**What is required**
Find each line below that contains the string "equates" and copy it in full. Matching is case-sensitive.

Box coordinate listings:
— Begin —

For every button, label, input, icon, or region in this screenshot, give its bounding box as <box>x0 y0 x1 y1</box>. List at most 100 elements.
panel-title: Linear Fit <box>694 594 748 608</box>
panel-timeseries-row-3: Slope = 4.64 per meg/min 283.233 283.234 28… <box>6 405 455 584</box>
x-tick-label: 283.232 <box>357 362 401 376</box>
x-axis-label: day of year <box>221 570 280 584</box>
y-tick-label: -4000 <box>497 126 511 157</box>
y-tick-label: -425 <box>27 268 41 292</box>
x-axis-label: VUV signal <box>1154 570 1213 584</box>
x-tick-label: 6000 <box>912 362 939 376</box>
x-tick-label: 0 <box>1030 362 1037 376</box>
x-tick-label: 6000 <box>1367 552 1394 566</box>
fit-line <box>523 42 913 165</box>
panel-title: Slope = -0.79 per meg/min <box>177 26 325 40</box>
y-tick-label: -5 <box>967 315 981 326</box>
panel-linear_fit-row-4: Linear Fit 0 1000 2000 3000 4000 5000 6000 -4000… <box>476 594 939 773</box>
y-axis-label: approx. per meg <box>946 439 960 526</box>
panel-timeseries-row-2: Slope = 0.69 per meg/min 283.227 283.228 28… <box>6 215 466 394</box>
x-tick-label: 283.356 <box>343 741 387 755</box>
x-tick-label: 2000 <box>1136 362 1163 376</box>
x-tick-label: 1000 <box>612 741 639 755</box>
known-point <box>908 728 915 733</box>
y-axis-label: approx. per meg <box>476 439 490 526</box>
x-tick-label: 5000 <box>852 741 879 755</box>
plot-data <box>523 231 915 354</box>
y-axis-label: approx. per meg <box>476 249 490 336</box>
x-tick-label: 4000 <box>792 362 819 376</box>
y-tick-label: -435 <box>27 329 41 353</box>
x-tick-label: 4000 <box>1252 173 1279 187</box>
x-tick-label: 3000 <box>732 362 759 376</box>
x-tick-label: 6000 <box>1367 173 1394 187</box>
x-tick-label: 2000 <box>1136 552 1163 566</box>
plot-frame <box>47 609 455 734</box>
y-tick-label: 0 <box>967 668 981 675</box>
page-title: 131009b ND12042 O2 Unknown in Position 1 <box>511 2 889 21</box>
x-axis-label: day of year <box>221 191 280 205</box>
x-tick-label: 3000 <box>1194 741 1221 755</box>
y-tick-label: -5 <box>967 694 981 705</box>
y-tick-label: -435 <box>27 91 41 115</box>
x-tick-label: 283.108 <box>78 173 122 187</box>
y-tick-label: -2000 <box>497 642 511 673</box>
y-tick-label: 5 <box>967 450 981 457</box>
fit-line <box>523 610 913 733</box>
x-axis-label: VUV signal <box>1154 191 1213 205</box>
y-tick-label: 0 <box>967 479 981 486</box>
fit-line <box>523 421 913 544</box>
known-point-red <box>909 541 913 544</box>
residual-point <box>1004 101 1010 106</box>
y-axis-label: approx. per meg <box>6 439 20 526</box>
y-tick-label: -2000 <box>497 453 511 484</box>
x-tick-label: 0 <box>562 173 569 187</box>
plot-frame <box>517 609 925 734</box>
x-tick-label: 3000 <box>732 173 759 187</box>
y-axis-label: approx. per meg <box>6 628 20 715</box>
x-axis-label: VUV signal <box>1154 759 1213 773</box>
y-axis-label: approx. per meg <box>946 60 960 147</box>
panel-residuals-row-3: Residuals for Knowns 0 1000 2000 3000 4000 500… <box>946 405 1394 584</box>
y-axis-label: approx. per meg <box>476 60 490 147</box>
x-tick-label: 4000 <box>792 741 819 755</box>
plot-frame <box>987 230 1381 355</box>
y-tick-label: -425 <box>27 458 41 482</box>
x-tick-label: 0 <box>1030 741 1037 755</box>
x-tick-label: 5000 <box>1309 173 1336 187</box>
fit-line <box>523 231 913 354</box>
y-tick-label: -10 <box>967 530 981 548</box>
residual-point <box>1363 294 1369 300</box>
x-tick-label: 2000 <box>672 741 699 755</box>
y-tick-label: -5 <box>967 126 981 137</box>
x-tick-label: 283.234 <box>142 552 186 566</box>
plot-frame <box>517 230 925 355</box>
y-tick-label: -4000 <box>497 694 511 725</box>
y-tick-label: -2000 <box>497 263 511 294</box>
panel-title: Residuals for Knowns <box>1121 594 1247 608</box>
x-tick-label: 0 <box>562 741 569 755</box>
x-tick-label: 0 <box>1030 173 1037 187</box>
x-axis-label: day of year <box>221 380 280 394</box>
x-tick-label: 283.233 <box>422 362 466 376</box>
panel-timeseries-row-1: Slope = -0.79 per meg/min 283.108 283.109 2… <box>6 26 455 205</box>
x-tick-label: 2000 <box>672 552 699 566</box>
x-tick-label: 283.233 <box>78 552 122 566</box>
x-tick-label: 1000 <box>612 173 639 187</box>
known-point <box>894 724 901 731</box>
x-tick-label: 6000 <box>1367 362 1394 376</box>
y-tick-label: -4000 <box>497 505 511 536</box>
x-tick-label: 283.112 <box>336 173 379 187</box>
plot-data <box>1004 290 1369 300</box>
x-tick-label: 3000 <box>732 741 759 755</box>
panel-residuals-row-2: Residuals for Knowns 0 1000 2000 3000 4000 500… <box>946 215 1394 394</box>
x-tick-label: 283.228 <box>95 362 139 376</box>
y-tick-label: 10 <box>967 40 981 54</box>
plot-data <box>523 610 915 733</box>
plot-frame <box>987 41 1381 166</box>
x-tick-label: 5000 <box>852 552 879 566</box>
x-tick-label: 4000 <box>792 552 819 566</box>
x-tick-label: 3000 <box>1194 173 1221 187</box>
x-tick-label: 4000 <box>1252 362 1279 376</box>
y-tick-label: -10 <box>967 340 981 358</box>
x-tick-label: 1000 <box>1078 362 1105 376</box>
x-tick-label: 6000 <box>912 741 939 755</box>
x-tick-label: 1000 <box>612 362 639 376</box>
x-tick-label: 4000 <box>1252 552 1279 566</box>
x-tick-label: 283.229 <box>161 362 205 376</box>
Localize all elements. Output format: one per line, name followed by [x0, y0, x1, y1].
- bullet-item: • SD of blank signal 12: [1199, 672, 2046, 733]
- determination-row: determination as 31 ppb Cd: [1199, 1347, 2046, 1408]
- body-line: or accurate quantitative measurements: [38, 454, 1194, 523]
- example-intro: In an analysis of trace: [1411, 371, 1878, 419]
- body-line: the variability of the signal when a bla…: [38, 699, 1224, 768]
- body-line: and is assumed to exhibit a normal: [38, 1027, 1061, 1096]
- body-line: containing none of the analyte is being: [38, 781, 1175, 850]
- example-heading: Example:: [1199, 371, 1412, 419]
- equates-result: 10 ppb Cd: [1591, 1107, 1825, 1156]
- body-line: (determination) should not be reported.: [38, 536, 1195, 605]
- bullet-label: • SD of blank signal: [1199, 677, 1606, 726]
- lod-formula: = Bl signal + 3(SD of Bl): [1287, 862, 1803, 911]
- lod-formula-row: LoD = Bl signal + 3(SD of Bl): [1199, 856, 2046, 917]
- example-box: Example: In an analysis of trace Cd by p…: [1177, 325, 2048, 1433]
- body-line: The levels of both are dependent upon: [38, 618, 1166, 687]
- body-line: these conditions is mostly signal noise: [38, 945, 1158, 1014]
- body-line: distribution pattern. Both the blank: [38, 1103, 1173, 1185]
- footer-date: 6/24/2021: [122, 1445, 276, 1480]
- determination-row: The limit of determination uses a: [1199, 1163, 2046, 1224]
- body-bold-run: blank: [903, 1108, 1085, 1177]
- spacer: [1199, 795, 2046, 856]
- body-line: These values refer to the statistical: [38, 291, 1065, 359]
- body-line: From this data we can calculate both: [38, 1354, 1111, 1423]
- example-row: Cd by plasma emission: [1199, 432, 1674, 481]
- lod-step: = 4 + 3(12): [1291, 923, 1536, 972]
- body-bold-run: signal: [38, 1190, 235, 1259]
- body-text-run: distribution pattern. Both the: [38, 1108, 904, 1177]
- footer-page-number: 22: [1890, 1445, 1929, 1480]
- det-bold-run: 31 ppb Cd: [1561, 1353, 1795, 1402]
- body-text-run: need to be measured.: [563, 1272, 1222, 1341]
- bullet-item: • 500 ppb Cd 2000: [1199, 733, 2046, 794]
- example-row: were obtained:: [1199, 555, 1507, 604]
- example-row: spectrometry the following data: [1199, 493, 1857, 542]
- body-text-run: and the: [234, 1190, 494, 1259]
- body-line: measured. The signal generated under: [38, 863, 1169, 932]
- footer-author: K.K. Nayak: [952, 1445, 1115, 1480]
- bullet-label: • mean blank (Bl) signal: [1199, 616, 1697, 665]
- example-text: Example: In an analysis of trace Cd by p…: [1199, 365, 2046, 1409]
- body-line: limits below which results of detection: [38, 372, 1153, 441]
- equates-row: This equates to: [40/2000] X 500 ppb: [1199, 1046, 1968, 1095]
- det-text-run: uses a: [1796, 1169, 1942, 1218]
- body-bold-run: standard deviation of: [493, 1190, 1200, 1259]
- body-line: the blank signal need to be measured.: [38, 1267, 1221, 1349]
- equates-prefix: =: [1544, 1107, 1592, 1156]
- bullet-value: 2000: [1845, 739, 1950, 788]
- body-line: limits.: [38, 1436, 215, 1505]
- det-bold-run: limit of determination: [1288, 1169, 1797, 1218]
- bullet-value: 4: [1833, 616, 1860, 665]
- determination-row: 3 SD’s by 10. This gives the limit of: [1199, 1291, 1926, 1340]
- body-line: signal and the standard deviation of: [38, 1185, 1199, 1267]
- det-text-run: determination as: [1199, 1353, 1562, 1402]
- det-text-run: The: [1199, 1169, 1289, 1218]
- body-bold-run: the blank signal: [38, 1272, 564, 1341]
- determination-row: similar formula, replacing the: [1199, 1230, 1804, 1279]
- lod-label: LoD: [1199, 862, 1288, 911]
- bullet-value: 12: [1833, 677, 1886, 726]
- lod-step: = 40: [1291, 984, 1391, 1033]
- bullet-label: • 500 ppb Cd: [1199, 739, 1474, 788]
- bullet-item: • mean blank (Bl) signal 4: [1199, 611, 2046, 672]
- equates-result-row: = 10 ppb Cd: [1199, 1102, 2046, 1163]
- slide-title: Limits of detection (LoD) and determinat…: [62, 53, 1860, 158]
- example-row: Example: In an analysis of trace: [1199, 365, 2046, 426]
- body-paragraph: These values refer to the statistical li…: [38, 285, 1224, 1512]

— End —

**Response to the exercise**
- equates-result: 10 ppb Cd: [1591, 1107, 1825, 1156]
- equates-row: This equates to: [40/2000] X 500 ppb: [1199, 1046, 1968, 1095]
- equates-prefix: =: [1544, 1107, 1592, 1156]
- equates-result-row: = 10 ppb Cd: [1199, 1102, 2046, 1163]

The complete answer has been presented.